* What the task asks
Please list all lines of the material below in which the string "Liên" occurs.

* Data section
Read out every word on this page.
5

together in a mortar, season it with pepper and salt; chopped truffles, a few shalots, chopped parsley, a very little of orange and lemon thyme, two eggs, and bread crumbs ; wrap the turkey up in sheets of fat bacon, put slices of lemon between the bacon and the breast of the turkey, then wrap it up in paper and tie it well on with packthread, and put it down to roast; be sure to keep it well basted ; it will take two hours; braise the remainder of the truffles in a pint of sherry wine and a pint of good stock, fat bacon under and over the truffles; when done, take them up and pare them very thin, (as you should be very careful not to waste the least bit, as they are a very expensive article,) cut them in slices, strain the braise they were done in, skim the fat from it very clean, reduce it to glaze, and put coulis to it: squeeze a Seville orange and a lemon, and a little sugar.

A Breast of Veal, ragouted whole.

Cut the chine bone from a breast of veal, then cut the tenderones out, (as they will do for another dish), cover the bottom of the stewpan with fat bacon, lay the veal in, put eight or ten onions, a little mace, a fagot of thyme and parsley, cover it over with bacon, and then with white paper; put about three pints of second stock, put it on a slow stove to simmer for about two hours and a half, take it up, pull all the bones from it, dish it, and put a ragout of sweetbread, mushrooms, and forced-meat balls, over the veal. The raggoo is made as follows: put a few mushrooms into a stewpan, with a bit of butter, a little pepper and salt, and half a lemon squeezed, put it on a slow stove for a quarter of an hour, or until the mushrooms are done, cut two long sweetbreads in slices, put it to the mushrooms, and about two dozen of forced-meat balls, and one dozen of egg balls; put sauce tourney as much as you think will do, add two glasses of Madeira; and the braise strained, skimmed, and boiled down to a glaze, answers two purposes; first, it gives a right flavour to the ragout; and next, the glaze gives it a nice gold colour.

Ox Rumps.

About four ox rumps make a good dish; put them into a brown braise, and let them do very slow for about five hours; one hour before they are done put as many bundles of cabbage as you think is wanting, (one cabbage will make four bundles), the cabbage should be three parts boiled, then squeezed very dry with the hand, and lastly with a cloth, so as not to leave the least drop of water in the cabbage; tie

---

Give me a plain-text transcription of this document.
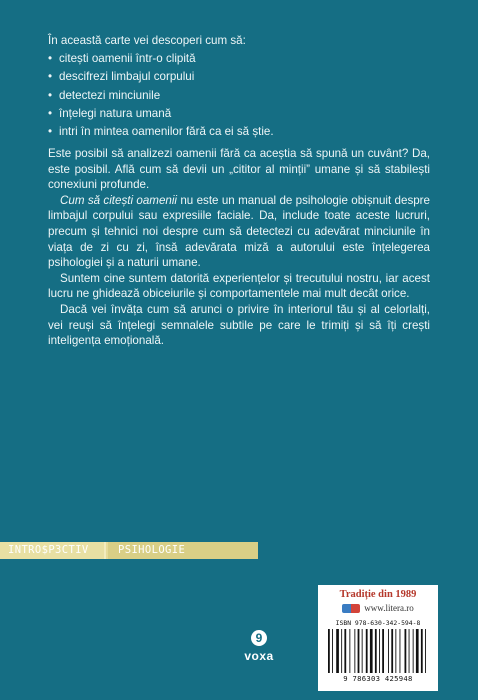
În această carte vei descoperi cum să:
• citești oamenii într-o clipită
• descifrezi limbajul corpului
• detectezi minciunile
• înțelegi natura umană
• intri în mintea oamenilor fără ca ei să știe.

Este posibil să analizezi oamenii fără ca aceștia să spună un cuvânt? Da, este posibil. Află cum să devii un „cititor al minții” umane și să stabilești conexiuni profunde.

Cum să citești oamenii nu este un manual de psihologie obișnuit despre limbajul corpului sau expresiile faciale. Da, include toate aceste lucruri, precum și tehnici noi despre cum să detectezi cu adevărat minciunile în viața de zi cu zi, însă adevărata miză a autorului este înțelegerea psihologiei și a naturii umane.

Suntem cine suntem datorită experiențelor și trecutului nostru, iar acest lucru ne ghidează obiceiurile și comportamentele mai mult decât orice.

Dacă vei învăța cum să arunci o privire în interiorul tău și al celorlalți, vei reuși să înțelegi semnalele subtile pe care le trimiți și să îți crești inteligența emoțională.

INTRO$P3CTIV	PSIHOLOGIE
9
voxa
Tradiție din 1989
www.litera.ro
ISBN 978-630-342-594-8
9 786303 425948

...

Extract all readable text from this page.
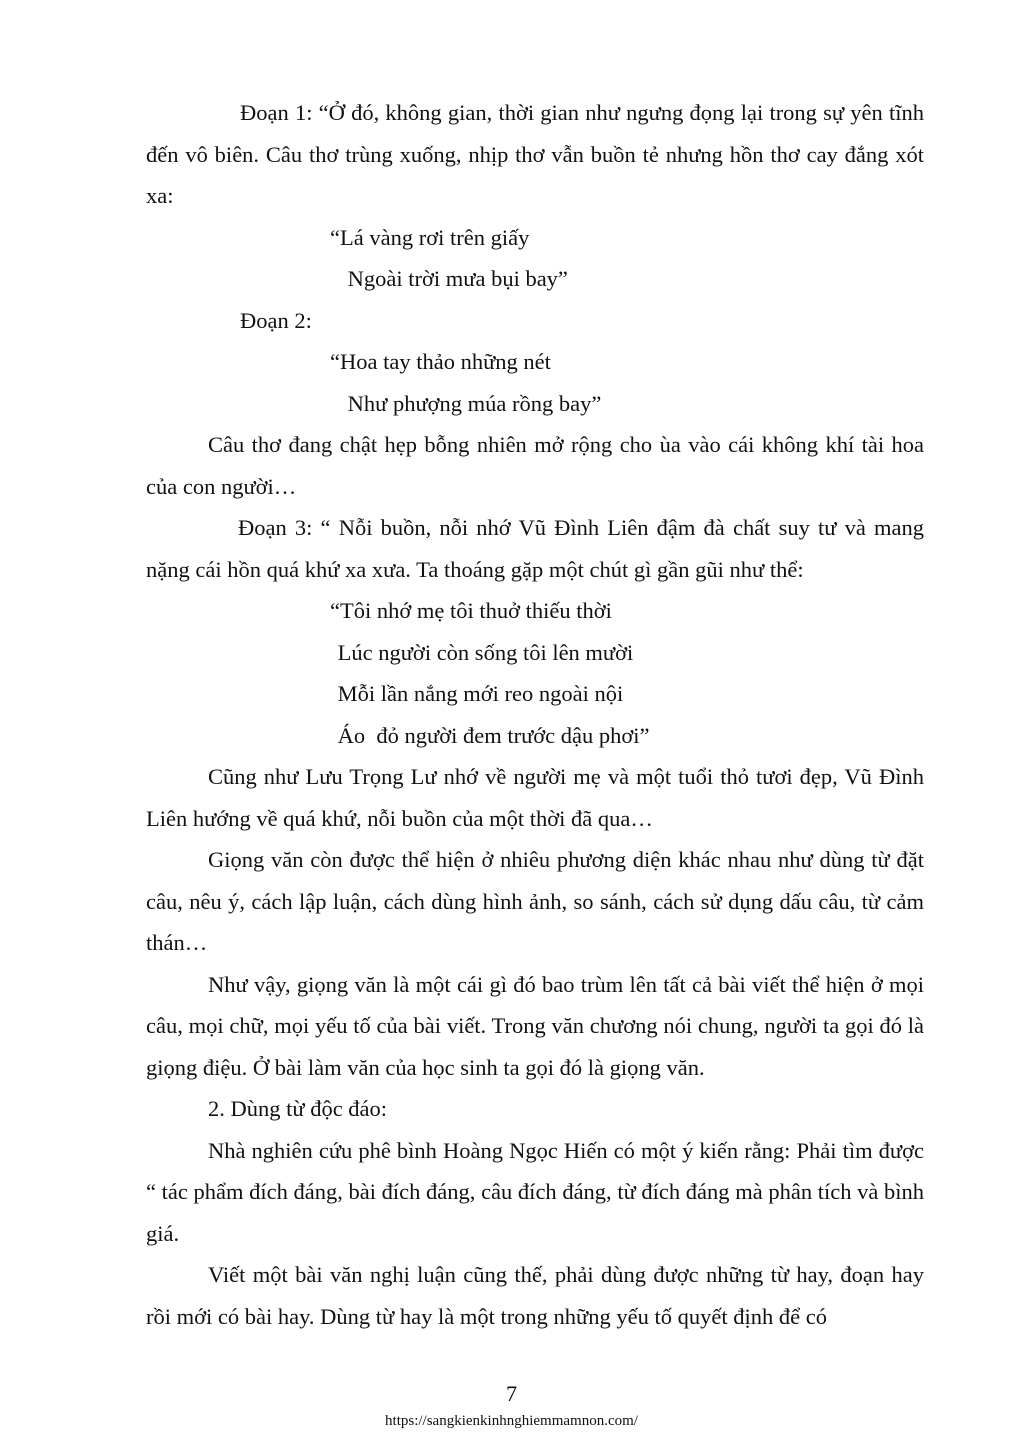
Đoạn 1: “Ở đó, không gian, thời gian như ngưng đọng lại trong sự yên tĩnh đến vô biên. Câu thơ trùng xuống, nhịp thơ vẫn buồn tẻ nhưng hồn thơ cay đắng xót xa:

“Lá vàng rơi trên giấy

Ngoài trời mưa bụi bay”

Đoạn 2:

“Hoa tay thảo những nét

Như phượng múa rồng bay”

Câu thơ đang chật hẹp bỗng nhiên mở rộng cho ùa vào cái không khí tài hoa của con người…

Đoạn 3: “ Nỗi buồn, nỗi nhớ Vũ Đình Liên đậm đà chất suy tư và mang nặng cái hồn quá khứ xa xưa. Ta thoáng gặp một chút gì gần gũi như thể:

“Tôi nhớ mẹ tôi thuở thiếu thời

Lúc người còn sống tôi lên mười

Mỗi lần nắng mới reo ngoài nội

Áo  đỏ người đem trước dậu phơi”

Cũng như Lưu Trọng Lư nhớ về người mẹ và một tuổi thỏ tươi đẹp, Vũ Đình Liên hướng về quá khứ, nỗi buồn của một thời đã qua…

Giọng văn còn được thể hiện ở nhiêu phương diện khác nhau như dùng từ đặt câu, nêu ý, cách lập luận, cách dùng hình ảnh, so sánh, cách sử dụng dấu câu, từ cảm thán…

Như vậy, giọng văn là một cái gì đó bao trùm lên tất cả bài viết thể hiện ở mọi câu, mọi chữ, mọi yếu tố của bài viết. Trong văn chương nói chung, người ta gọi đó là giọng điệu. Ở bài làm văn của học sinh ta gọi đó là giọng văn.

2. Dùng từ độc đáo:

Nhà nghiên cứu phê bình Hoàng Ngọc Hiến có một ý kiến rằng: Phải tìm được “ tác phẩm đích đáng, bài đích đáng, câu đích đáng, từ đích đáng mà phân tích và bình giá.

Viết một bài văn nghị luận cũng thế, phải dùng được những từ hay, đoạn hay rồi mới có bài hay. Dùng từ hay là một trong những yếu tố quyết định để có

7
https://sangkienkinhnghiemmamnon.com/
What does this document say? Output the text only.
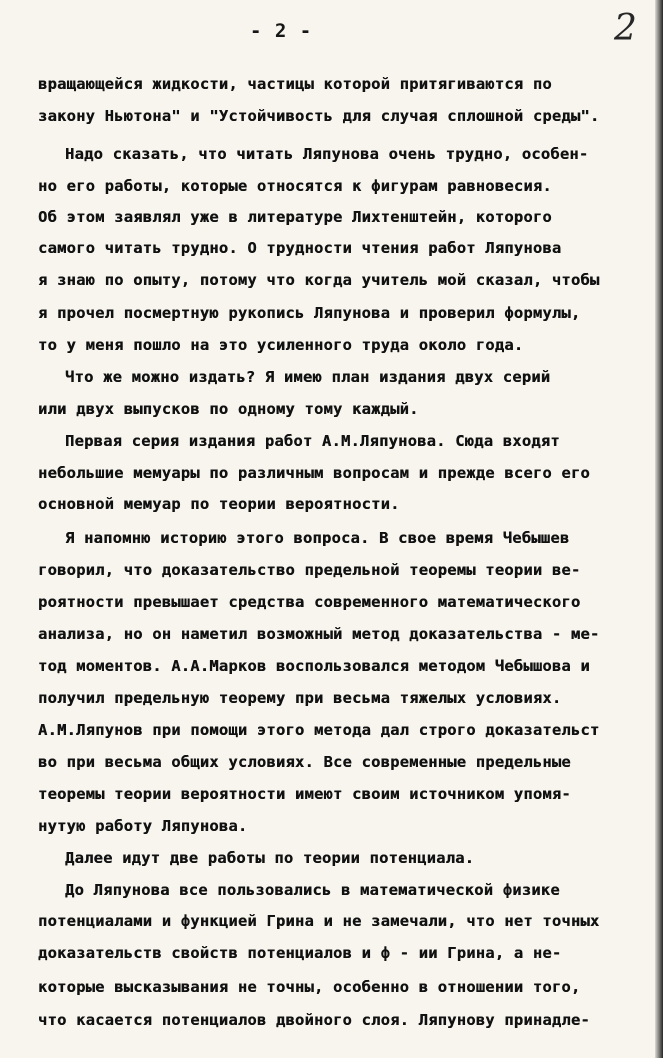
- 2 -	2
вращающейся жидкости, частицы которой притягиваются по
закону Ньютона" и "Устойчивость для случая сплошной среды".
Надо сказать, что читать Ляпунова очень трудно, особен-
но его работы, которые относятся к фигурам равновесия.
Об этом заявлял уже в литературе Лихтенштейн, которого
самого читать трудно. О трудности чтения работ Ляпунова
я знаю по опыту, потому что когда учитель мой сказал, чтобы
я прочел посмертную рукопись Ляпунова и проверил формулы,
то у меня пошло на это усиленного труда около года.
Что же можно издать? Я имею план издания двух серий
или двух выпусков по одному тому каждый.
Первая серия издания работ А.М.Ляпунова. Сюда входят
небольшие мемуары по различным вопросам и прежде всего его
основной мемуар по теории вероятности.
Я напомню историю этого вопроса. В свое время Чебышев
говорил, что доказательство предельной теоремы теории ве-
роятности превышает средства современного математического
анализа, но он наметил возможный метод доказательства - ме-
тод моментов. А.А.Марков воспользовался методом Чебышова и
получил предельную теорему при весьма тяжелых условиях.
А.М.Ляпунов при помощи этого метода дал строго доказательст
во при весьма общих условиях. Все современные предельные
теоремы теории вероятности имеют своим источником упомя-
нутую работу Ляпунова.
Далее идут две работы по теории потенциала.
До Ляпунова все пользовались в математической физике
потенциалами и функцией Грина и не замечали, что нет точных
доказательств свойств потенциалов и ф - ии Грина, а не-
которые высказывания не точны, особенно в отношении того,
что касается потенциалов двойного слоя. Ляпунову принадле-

* Task result
Đoạn 3: “ Nỗi buồn, nỗi nhớ Vũ Đình Liên đậm đà chất suy tư và mang nặng cái hồn quá khứ xa xưa. Ta thoáng gặp một chút gì gần gũi như thể:
Cũng như Lưu Trọng Lư nhớ về người mẹ và một tuổi thỏ tươi đẹp, Vũ Đình Liên hướng về quá khứ, nỗi buồn của một thời đã qua…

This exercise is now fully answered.